*THE REQUEST*. Copy every line of the following data that includes the string "ffffff".

*MATERIAL TO PROCESS*.
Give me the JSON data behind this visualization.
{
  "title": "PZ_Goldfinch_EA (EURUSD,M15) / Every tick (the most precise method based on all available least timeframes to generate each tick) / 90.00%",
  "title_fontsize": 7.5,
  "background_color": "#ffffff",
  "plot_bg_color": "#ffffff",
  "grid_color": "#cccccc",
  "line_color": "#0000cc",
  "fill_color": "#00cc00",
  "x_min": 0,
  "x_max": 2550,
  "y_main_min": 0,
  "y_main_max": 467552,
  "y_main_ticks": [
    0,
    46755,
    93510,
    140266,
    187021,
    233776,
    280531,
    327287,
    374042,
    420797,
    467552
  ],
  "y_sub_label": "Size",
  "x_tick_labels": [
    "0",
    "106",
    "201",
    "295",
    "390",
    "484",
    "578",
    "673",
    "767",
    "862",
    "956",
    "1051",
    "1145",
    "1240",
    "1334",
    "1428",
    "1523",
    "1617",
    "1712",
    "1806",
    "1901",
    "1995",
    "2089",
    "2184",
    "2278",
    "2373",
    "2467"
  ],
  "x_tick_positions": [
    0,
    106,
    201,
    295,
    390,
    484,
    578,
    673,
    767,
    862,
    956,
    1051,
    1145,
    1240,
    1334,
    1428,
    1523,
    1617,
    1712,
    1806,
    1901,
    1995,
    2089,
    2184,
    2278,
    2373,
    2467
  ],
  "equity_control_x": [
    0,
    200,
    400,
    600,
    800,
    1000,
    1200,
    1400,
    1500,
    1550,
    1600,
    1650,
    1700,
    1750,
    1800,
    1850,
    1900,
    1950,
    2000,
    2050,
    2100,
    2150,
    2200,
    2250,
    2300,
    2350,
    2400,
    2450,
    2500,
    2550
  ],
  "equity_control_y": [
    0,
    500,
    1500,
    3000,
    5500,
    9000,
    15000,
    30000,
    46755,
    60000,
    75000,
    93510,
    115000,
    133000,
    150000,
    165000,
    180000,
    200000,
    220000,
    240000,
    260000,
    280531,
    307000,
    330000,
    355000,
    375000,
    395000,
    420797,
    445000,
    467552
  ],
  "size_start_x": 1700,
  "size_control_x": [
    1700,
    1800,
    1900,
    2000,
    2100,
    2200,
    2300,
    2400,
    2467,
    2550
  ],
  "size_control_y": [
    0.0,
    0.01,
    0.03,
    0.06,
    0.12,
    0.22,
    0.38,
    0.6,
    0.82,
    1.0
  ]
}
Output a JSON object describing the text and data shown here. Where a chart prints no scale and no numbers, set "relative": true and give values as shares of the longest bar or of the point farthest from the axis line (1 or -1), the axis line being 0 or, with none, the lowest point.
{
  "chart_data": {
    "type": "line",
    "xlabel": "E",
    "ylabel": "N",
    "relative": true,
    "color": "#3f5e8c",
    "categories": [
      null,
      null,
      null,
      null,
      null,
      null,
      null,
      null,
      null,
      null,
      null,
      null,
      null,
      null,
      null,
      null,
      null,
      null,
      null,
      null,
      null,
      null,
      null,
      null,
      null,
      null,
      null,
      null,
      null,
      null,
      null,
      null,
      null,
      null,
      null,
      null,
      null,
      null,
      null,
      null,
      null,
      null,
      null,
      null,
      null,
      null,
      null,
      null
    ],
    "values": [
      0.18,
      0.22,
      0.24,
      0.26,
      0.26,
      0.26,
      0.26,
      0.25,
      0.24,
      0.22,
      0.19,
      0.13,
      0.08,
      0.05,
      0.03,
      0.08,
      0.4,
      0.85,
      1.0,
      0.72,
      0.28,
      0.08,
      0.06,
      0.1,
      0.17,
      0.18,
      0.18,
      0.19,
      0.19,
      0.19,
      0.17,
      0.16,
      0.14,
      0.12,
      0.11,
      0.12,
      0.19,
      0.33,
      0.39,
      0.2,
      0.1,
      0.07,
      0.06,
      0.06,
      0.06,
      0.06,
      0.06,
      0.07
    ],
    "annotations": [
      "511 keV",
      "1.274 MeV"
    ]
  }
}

*RESULT OF THE TASK*.
  "background_color": "#ffffff",
  "plot_bg_color": "#ffffff",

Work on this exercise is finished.